Entries with figure data:

========

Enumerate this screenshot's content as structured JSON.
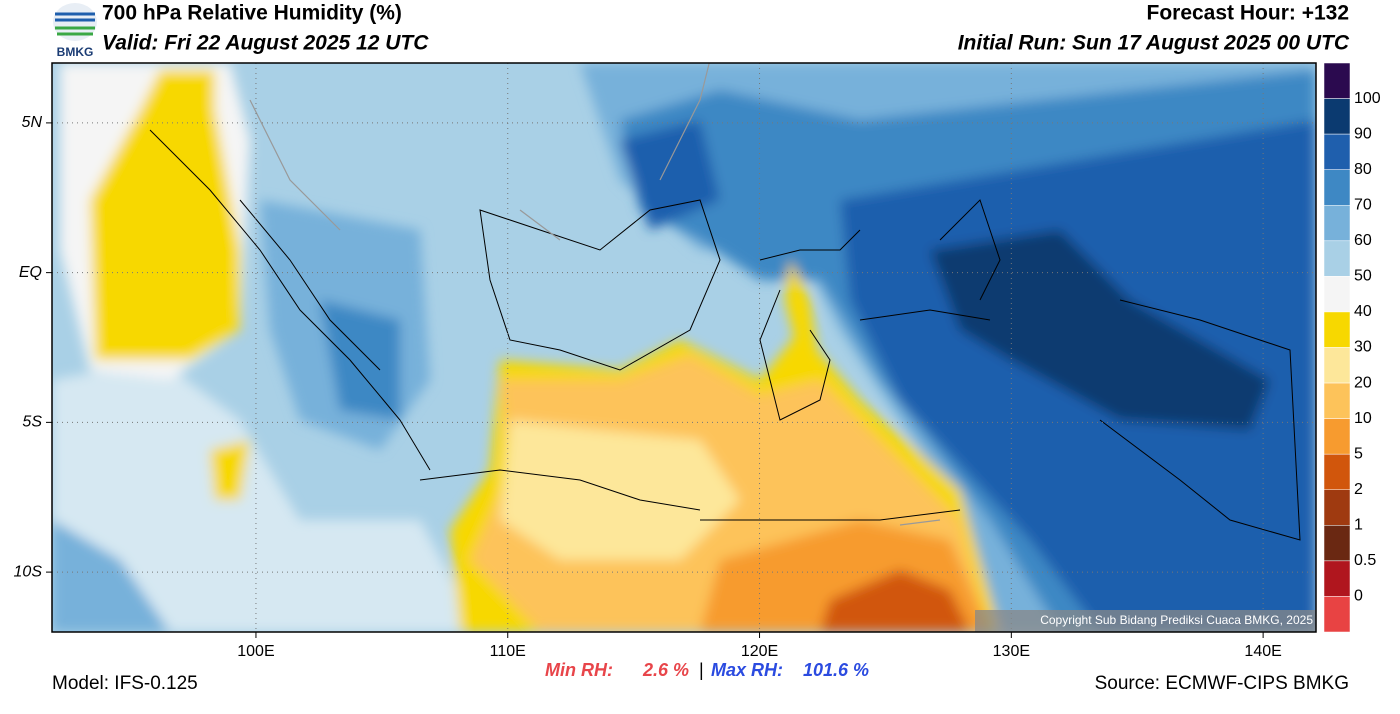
{
  "header": {
    "title": "700 hPa Relative Humidity (%)",
    "valid": "Valid: Fri 22 August 2025 12 UTC",
    "forecast_hour": "Forecast Hour: +132",
    "initial_run": "Initial Run: Sun 17 August 2025 00 UTC",
    "logo_text": "BMKG"
  },
  "map": {
    "xlim": [
      91.9,
      142.1
    ],
    "ylim": [
      -12,
      7
    ],
    "xticks": [
      {
        "value": 100,
        "label": "100E"
      },
      {
        "value": 110,
        "label": "110E"
      },
      {
        "value": 120,
        "label": "120E"
      },
      {
        "value": 130,
        "label": "130E"
      },
      {
        "value": 140,
        "label": "140E"
      }
    ],
    "yticks": [
      {
        "value": 5,
        "label": "5N"
      },
      {
        "value": 0,
        "label": "EQ"
      },
      {
        "value": -5,
        "label": "5S"
      },
      {
        "value": -10,
        "label": "10S"
      }
    ],
    "copyright": "Copyright Sub Bidang Prediksi Cuaca BMKG, 2025"
  },
  "colorbar": {
    "levels": [
      100,
      90,
      80,
      70,
      60,
      50,
      40,
      30,
      20,
      10,
      5,
      2,
      1,
      0.5,
      0
    ],
    "colors": [
      "#2b0a4f",
      "#0b3a70",
      "#1f5fad",
      "#3e88c4",
      "#77b1da",
      "#a9d0e6",
      "#f5f5f5",
      "#f7d800",
      "#fde79a",
      "#fdc35a",
      "#f79b2f",
      "#d1560c",
      "#9f3a10",
      "#6a2812",
      "#b0161e",
      "#e84343"
    ]
  },
  "footer": {
    "model": "Model: IFS-0.125",
    "min_label": "Min RH:",
    "min_value": "2.6 %",
    "separator": "|",
    "max_label": "Max RH:",
    "max_value": "101.6 %",
    "source": "Source: ECMWF-CIPS BMKG"
  }
}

========

GOAL: Leave out the pictures and output the rest of the material exactly as written.

SOLUTION TO THIS TASK:
Enumerate this screenshot's content as structured JSON.
{
  "header": {
    "title": "700 hPa Relative Humidity (%)",
    "valid": "Valid: Fri 22 August 2025 12 UTC",
    "forecast_hour": "Forecast Hour: +132",
    "initial_run": "Initial Run: Sun 17 August 2025 00 UTC",
    "logo_text": "BMKG"
  },
  "map": {
    "xlim": [
      91.9,
      142.1
    ],
    "ylim": [
      -12,
      7
    ],
    "xticks": [
      {
        "value": 100,
        "label": "100E"
      },
      {
        "value": 110,
        "label": "110E"
      },
      {
        "value": 120,
        "label": "120E"
      },
      {
        "value": 130,
        "label": "130E"
      },
      {
        "value": 140,
        "label": "140E"
      }
    ],
    "yticks": [
      {
        "value": 5,
        "label": "5N"
      },
      {
        "value": 0,
        "label": "EQ"
      },
      {
        "value": -5,
        "label": "5S"
      },
      {
        "value": -10,
        "label": "10S"
      }
    ],
    "copyright": "Copyright Sub Bidang Prediksi Cuaca BMKG, 2025"
  },
  "colorbar": {
    "levels": [
      100,
      90,
      80,
      70,
      60,
      50,
      40,
      30,
      20,
      10,
      5,
      2,
      1,
      0.5,
      0
    ],
    "colors": [
      "#2b0a4f",
      "#0b3a70",
      "#1f5fad",
      "#3e88c4",
      "#77b1da",
      "#a9d0e6",
      "#f5f5f5",
      "#f7d800",
      "#fde79a",
      "#fdc35a",
      "#f79b2f",
      "#d1560c",
      "#9f3a10",
      "#6a2812",
      "#b0161e",
      "#e84343"
    ]
  },
  "footer": {
    "model": "Model: IFS-0.125",
    "min_label": "Min RH:",
    "min_value": "2.6 %",
    "separator": "|",
    "max_label": "Max RH:",
    "max_value": "101.6 %",
    "source": "Source: ECMWF-CIPS BMKG"
  }
}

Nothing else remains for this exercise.